GOAL
Leave out the pictures and repeat every record exactly.

----- EXTRACTED ENTRIES -----

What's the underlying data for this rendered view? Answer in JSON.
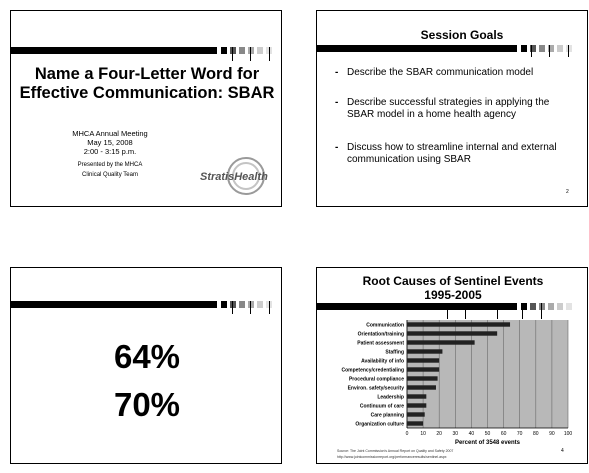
{
  "slide1": {
    "title": "Name a Four-Letter Word for Effective Communication: SBAR",
    "meeting": "MHCA Annual Meeting",
    "date": "May 15, 2008",
    "time": "2:00 - 3:15 p.m.",
    "presented_by": "Presented by the MHCA",
    "team": "Clinical Quality Team",
    "logo_text": "StratisHealth"
  },
  "slide2": {
    "title": "Session Goals",
    "bullets": [
      "Describe the SBAR communication model",
      "Describe successful strategies in applying the SBAR model in a home health agency",
      "Discuss how to streamline internal and external communication using SBAR"
    ],
    "page_number": "2"
  },
  "slide3": {
    "stat1": "64%",
    "stat2": "70%"
  },
  "slide4": {
    "title_line1": "Root Causes of Sentinel Events",
    "title_line2": "1995-2005",
    "source_line1": "Source: The Joint Commission's Annual Report on Quality and Safety 2007",
    "source_line2": "http://www.jointcommissionreport.org/performanceresults/sentinel.aspx",
    "page_number": "4"
  },
  "chart_data": {
    "type": "bar",
    "orientation": "horizontal",
    "categories": [
      "Communication",
      "Orientation/training",
      "Patient assessment",
      "Staffing",
      "Availability of info",
      "Competency/credentialing",
      "Procedural compliance",
      "Environ. safety/security",
      "Leadership",
      "Continuum of care",
      "Care planning",
      "Organization culture"
    ],
    "values": [
      64,
      56,
      42,
      22,
      20,
      20,
      19,
      18,
      12,
      12,
      11,
      10
    ],
    "xlabel": "Percent of 3548 events",
    "xlim": [
      0,
      100
    ],
    "xticks": [
      0,
      10,
      20,
      30,
      40,
      50,
      60,
      70,
      80,
      90,
      100
    ],
    "grid": true,
    "plot_background": "#b8b8b8",
    "bar_color": "#222222"
  }
}
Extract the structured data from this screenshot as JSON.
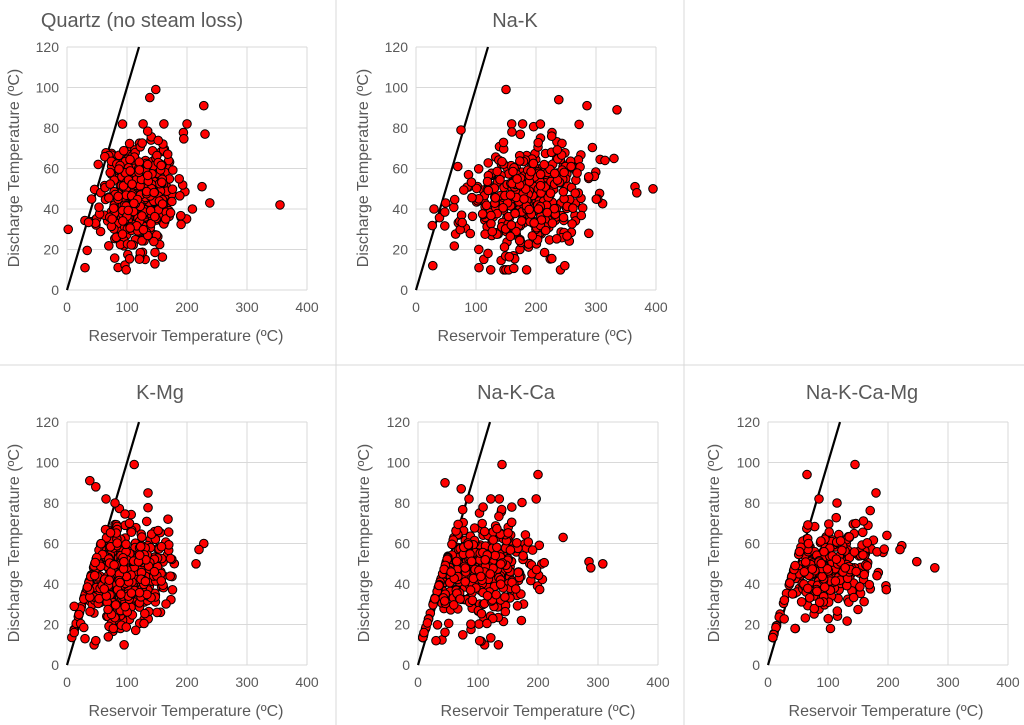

-----

ANSWER TO THE EXERCISE
What's the underlying data for this rendered view? Answer in JSON.
{
  "slide1": {
    "title": "Name a Four-Letter Word for Effective Communication: SBAR",
    "meeting": "MHCA Annual Meeting",
    "date": "May 15, 2008",
    "time": "2:00 - 3:15 p.m.",
    "presented_by": "Presented by the MHCA",
    "team": "Clinical Quality Team",
    "logo_text": "StratisHealth"
  },
  "slide2": {
    "title": "Session Goals",
    "bullets": [
      "Describe the SBAR communication model",
      "Describe successful strategies in applying the SBAR model in a home health agency",
      "Discuss how to streamline internal and external communication using SBAR"
    ],
    "page_number": "2"
  },
  "slide3": {
    "stat1": "64%",
    "stat2": "70%"
  },
  "slide4": {
    "title_line1": "Root Causes of Sentinel Events",
    "title_line2": "1995-2005",
    "source_line1": "Source: The Joint Commission's Annual Report on Quality and Safety 2007",
    "source_line2": "http://www.jointcommissionreport.org/performanceresults/sentinel.aspx",
    "page_number": "4"
  },
  "chart_data": {
    "type": "bar",
    "orientation": "horizontal",
    "categories": [
      "Communication",
      "Orientation/training",
      "Patient assessment",
      "Staffing",
      "Availability of info",
      "Competency/credentialing",
      "Procedural compliance",
      "Environ. safety/security",
      "Leadership",
      "Continuum of care",
      "Care planning",
      "Organization culture"
    ],
    "values": [
      64,
      56,
      42,
      22,
      20,
      20,
      19,
      18,
      12,
      12,
      11,
      10
    ],
    "xlabel": "Percent of 3548 events",
    "xlim": [
      0,
      100
    ],
    "xticks": [
      0,
      10,
      20,
      30,
      40,
      50,
      60,
      70,
      80,
      90,
      100
    ],
    "grid": true,
    "plot_background": "#b8b8b8",
    "bar_color": "#222222"
  }
}
Extract the structured data from this screenshot as JSON.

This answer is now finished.